RECORD EXTRACTS ->
==========

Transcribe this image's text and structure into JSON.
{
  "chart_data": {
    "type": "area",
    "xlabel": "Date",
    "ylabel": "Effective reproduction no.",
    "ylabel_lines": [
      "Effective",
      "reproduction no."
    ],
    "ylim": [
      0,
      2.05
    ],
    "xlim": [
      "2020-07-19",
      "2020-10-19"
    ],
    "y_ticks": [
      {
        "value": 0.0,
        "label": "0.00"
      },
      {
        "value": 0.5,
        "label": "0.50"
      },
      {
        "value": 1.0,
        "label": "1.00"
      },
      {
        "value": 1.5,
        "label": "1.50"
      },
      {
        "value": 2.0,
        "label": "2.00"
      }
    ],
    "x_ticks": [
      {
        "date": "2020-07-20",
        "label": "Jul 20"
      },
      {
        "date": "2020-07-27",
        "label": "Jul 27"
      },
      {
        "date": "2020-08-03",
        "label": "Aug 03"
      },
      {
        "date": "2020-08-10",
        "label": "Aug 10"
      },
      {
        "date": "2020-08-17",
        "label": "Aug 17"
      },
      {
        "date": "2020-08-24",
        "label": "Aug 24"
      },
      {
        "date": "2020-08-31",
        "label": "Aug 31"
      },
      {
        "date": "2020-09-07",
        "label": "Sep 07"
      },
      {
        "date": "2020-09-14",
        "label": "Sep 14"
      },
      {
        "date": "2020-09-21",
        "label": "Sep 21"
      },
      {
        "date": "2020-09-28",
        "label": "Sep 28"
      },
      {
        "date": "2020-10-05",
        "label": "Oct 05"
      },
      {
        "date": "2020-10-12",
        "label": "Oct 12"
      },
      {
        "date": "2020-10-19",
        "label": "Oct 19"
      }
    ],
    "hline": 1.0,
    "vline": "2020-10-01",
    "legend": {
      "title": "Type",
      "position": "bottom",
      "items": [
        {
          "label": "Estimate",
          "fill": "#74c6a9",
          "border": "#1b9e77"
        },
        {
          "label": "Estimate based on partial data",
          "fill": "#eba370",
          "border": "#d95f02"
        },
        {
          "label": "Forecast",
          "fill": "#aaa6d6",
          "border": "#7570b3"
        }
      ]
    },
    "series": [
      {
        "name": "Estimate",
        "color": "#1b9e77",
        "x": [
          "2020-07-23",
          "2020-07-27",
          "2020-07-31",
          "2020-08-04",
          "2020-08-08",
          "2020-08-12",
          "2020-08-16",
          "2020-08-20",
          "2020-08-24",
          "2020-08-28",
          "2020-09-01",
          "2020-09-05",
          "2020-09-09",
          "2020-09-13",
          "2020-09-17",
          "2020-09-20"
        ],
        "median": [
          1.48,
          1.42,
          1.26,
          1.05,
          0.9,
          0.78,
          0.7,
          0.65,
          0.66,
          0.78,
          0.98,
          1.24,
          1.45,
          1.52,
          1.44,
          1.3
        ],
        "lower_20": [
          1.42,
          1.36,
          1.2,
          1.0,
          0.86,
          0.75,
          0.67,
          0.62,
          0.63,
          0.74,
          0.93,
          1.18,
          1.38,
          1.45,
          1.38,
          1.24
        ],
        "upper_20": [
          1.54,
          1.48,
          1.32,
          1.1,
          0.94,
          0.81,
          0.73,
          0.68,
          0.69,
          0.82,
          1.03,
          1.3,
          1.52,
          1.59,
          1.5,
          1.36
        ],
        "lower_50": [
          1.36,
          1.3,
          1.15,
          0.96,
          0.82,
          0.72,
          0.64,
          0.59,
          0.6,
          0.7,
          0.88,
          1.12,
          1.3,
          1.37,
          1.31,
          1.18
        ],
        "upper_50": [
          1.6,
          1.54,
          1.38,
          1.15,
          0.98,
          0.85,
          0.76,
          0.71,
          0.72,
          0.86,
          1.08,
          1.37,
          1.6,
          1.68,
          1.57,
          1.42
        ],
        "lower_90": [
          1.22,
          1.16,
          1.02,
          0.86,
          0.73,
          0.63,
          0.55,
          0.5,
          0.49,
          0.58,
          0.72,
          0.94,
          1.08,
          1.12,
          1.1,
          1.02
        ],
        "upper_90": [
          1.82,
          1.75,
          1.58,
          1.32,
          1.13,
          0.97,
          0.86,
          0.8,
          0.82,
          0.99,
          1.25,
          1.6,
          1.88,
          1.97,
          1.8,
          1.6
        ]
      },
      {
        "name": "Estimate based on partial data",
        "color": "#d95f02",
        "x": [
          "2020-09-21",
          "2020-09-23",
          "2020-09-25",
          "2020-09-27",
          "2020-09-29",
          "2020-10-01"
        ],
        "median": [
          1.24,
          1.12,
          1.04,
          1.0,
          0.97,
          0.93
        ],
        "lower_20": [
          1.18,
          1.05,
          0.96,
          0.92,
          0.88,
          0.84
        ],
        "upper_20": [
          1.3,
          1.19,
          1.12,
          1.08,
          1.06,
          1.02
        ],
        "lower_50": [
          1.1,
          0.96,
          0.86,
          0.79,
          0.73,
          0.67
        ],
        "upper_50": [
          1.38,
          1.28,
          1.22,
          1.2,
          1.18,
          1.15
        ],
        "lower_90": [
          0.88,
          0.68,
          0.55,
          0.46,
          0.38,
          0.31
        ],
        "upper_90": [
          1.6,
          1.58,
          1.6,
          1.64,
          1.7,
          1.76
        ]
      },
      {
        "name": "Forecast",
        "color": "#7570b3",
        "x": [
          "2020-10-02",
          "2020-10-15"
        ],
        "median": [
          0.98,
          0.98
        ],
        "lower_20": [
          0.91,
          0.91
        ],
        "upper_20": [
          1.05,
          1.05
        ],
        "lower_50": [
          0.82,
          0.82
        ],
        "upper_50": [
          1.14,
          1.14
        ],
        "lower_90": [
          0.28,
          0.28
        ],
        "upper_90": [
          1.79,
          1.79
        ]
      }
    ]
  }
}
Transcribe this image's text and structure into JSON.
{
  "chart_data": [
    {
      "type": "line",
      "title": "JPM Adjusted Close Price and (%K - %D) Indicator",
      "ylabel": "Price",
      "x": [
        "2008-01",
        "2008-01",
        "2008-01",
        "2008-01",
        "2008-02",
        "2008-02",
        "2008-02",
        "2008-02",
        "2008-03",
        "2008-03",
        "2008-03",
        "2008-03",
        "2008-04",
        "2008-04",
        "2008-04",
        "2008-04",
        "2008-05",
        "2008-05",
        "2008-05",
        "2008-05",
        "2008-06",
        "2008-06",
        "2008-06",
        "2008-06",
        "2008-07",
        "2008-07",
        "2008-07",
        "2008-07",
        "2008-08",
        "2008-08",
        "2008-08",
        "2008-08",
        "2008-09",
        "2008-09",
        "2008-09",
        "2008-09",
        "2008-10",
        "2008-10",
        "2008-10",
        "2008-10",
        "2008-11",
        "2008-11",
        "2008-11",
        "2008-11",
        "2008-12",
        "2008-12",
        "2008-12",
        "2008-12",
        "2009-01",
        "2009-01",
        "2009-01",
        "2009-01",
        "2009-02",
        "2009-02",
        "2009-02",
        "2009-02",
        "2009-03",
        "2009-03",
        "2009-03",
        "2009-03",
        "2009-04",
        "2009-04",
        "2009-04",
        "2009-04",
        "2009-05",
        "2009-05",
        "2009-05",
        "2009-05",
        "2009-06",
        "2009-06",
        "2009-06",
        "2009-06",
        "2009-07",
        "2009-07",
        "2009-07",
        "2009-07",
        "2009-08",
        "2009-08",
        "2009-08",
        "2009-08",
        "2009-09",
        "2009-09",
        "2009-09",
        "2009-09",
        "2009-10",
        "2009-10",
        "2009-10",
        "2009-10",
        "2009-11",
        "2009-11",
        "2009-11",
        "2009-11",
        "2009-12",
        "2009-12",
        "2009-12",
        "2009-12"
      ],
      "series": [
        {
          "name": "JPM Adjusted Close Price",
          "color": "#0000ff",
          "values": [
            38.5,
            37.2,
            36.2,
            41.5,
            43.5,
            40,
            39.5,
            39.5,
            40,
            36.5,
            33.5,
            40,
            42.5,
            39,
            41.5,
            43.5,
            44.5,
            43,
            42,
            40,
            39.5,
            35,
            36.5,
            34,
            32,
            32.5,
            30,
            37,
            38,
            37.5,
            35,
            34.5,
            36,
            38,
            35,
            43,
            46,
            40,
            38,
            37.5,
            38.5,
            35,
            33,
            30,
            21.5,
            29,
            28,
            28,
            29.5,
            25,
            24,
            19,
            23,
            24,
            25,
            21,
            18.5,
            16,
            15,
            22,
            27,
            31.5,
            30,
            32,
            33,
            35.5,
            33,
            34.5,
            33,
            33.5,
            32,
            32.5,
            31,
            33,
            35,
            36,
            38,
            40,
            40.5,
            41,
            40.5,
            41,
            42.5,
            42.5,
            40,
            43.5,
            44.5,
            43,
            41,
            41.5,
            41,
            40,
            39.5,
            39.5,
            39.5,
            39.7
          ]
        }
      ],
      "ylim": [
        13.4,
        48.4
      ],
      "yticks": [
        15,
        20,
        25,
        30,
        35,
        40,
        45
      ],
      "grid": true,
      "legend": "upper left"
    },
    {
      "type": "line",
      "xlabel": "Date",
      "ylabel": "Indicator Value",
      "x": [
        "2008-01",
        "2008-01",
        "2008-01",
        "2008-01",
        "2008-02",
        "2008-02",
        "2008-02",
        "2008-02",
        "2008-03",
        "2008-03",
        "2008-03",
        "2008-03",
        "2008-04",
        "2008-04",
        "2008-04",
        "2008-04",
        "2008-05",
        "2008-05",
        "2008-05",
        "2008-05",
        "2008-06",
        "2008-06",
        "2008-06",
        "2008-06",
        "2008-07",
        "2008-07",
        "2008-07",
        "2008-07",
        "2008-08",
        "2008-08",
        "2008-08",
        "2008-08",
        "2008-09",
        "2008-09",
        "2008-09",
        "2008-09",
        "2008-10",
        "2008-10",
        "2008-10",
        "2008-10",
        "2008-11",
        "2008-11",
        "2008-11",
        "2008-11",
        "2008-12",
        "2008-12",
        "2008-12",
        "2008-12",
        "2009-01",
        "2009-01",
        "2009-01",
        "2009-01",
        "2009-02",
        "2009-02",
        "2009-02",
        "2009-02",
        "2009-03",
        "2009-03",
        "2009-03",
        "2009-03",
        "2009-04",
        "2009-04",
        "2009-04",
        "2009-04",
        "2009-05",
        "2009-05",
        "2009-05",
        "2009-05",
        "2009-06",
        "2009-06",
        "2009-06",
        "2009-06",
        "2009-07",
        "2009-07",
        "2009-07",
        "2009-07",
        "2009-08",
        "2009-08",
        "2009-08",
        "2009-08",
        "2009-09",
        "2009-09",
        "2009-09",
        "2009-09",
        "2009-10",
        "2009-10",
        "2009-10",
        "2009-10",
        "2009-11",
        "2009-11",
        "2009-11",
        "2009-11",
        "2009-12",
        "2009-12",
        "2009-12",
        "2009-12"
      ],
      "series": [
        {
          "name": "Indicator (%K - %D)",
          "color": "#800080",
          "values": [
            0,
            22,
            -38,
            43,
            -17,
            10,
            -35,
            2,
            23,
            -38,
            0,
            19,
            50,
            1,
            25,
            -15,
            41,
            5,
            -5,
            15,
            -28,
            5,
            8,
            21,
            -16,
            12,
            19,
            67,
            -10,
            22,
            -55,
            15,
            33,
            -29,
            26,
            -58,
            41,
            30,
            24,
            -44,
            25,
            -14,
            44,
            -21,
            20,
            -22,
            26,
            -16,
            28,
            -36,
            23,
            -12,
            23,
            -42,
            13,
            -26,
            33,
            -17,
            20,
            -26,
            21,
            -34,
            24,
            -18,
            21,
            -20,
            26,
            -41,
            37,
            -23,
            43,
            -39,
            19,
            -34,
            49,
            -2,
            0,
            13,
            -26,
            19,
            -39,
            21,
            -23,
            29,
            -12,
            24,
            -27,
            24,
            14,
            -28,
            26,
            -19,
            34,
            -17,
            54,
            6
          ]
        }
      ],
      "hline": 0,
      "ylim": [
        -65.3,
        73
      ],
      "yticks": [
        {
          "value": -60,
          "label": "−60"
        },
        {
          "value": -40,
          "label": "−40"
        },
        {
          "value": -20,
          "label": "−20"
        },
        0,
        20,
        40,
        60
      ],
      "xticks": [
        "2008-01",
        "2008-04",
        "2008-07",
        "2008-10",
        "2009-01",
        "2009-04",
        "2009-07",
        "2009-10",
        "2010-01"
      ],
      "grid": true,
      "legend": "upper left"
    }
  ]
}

==========

Go through the preceding material and copy each line that has the word "color".

        "color": "#1b9e77",
        "color": "#d95f02",
        "color": "#7570b3",
          "color": "#0000ff",
          "color": "#800080",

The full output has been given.